*Instructions to follow*.
Produce a word-for-word copy of the listing below without its pictures.

[Records]
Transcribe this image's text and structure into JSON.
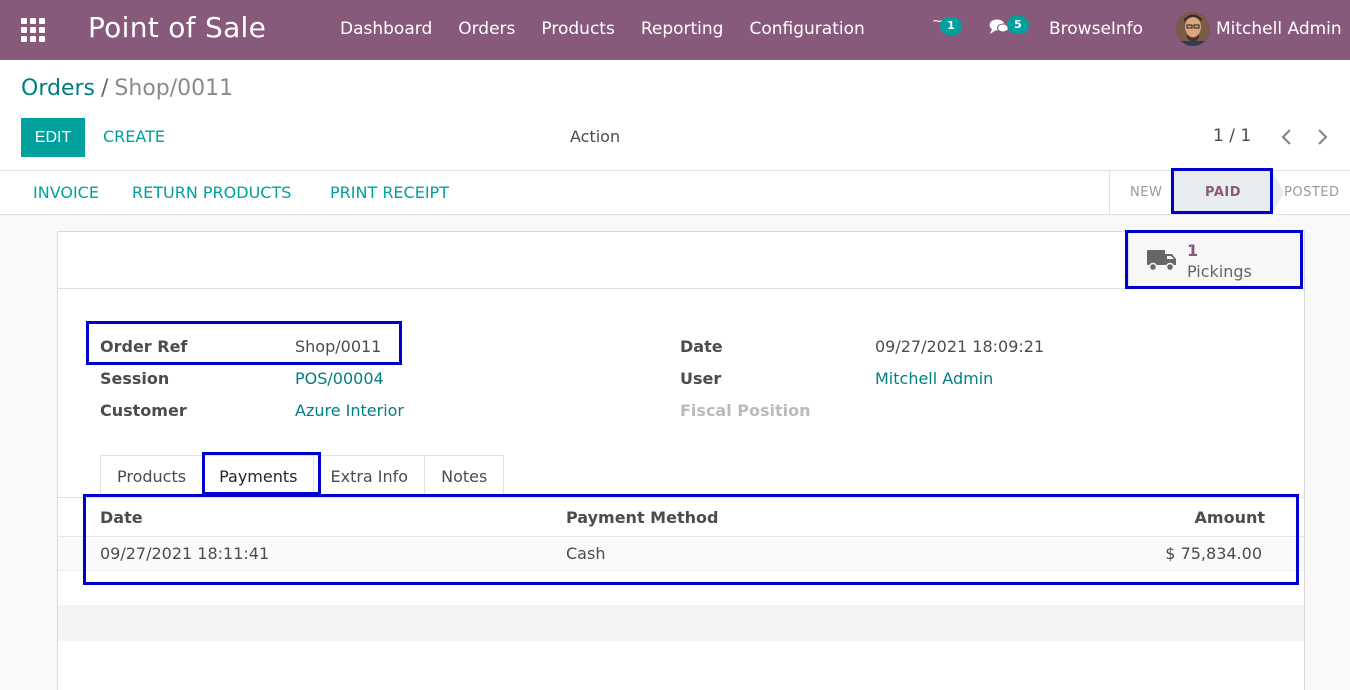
{
  "navbar": {
    "app_title": "Point of Sale",
    "menu": [
      "Dashboard",
      "Orders",
      "Products",
      "Reporting",
      "Configuration"
    ],
    "activity_badge": "1",
    "messages_badge": "5",
    "company": "BrowseInfo",
    "user": "Mitchell Admin"
  },
  "breadcrumb": {
    "parent": "Orders",
    "separator": "/",
    "current": "Shop/0011"
  },
  "toolbar": {
    "edit": "EDIT",
    "create": "CREATE",
    "action": "Action",
    "pager": "1 / 1"
  },
  "statusbar": {
    "buttons": [
      "INVOICE",
      "RETURN PRODUCTS",
      "PRINT RECEIPT"
    ],
    "stages": [
      "NEW",
      "PAID",
      "POSTED"
    ],
    "active_stage": "PAID"
  },
  "smart_button": {
    "value": "1",
    "label": "Pickings"
  },
  "fields": {
    "order_ref": {
      "label": "Order Ref",
      "value": "Shop/0011"
    },
    "session": {
      "label": "Session",
      "value": "POS/00004"
    },
    "customer": {
      "label": "Customer",
      "value": "Azure Interior"
    },
    "date": {
      "label": "Date",
      "value": "09/27/2021 18:09:21"
    },
    "user": {
      "label": "User",
      "value": "Mitchell Admin"
    },
    "fiscal_position": {
      "label": "Fiscal Position",
      "value": ""
    }
  },
  "tabs": [
    "Products",
    "Payments",
    "Extra Info",
    "Notes"
  ],
  "active_tab": "Payments",
  "payments": {
    "columns": [
      "Date",
      "Payment Method",
      "Amount"
    ],
    "rows": [
      {
        "date": "09/27/2021 18:11:41",
        "method": "Cash",
        "amount": "$ 75,834.00"
      }
    ]
  },
  "colors": {
    "brand": "#875a7b",
    "accent": "#00a09d",
    "link": "#017e84",
    "highlight": "#0000cc"
  }
}
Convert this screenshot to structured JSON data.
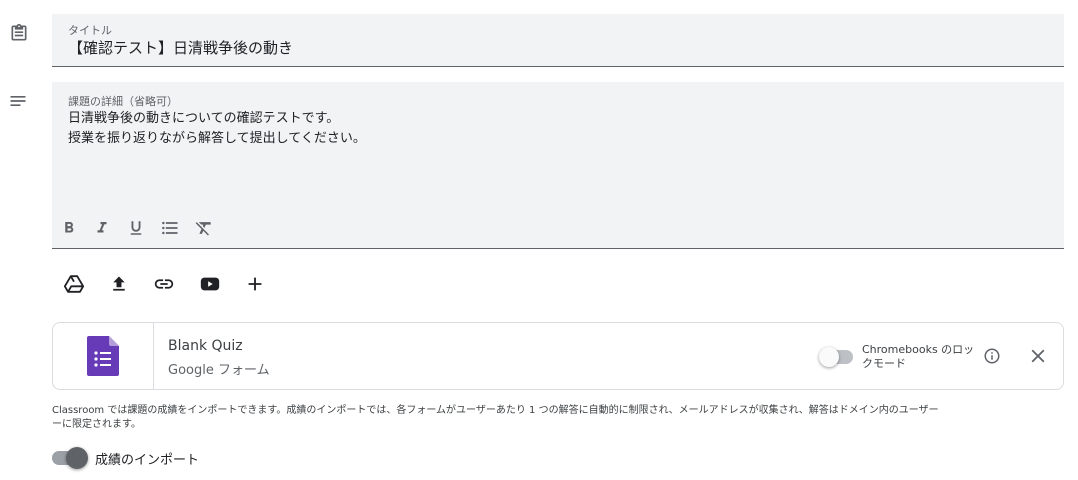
{
  "title_field": {
    "label": "タイトル",
    "value": "【確認テスト】日清戦争後の動き"
  },
  "description_field": {
    "label": "課題の詳細（省略可）",
    "lines": [
      "日清戦争後の動きについての確認テストです。",
      "授業を振り返りながら解答して提出してください。"
    ]
  },
  "format_toolbar": {
    "icons": [
      "bold-icon",
      "italic-icon",
      "underline-icon",
      "bulleted-list-icon",
      "clear-formatting-icon"
    ]
  },
  "attach_toolbar": {
    "icons": [
      "google-drive-icon",
      "upload-icon",
      "link-icon",
      "youtube-icon",
      "add-icon"
    ]
  },
  "attachment": {
    "title": "Blank Quiz",
    "subtitle": "Google フォーム",
    "lock_mode_label_line1": "Chromebooks のロッ",
    "lock_mode_label_line2": "クモード",
    "lock_mode_enabled": false,
    "forms_icon_color": "#673ab7"
  },
  "import_info": {
    "line1": "Classroom では課題の成績をインポートできます。成績のインポートでは、各フォームがユーザーあたり 1 つの解答に自動的に制限され、メールアドレスが収集され、解答はドメイン内のユーザー",
    "line2": "ーに限定されます。"
  },
  "grade_import": {
    "label": "成績のインポート",
    "enabled": false
  }
}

*Completed exercise*.
Transcribe this image's text and structure into JSON.
{
  "navbar": {
    "app_title": "Point of Sale",
    "menu": [
      "Dashboard",
      "Orders",
      "Products",
      "Reporting",
      "Configuration"
    ],
    "activity_badge": "1",
    "messages_badge": "5",
    "company": "BrowseInfo",
    "user": "Mitchell Admin"
  },
  "breadcrumb": {
    "parent": "Orders",
    "separator": "/",
    "current": "Shop/0011"
  },
  "toolbar": {
    "edit": "EDIT",
    "create": "CREATE",
    "action": "Action",
    "pager": "1 / 1"
  },
  "statusbar": {
    "buttons": [
      "INVOICE",
      "RETURN PRODUCTS",
      "PRINT RECEIPT"
    ],
    "stages": [
      "NEW",
      "PAID",
      "POSTED"
    ],
    "active_stage": "PAID"
  },
  "smart_button": {
    "value": "1",
    "label": "Pickings"
  },
  "fields": {
    "order_ref": {
      "label": "Order Ref",
      "value": "Shop/0011"
    },
    "session": {
      "label": "Session",
      "value": "POS/00004"
    },
    "customer": {
      "label": "Customer",
      "value": "Azure Interior"
    },
    "date": {
      "label": "Date",
      "value": "09/27/2021 18:09:21"
    },
    "user": {
      "label": "User",
      "value": "Mitchell Admin"
    },
    "fiscal_position": {
      "label": "Fiscal Position",
      "value": ""
    }
  },
  "tabs": [
    "Products",
    "Payments",
    "Extra Info",
    "Notes"
  ],
  "active_tab": "Payments",
  "payments": {
    "columns": [
      "Date",
      "Payment Method",
      "Amount"
    ],
    "rows": [
      {
        "date": "09/27/2021 18:11:41",
        "method": "Cash",
        "amount": "$ 75,834.00"
      }
    ]
  },
  "colors": {
    "brand": "#875a7b",
    "accent": "#00a09d",
    "link": "#017e84",
    "highlight": "#0000cc"
  }
}
Convert this screenshot to structured JSON data.
{
  "title_field": {
    "label": "タイトル",
    "value": "【確認テスト】日清戦争後の動き"
  },
  "description_field": {
    "label": "課題の詳細（省略可）",
    "lines": [
      "日清戦争後の動きについての確認テストです。",
      "授業を振り返りながら解答して提出してください。"
    ]
  },
  "format_toolbar": {
    "icons": [
      "bold-icon",
      "italic-icon",
      "underline-icon",
      "bulleted-list-icon",
      "clear-formatting-icon"
    ]
  },
  "attach_toolbar": {
    "icons": [
      "google-drive-icon",
      "upload-icon",
      "link-icon",
      "youtube-icon",
      "add-icon"
    ]
  },
  "attachment": {
    "title": "Blank Quiz",
    "subtitle": "Google フォーム",
    "lock_mode_label_line1": "Chromebooks のロッ",
    "lock_mode_label_line2": "クモード",
    "lock_mode_enabled": false,
    "forms_icon_color": "#673ab7"
  },
  "import_info": {
    "line1": "Classroom では課題の成績をインポートできます。成績のインポートでは、各フォームがユーザーあたり 1 つの解答に自動的に制限され、メールアドレスが収集され、解答はドメイン内のユーザー",
    "line2": "ーに限定されます。"
  },
  "grade_import": {
    "label": "成績のインポート",
    "enabled": false
  }
}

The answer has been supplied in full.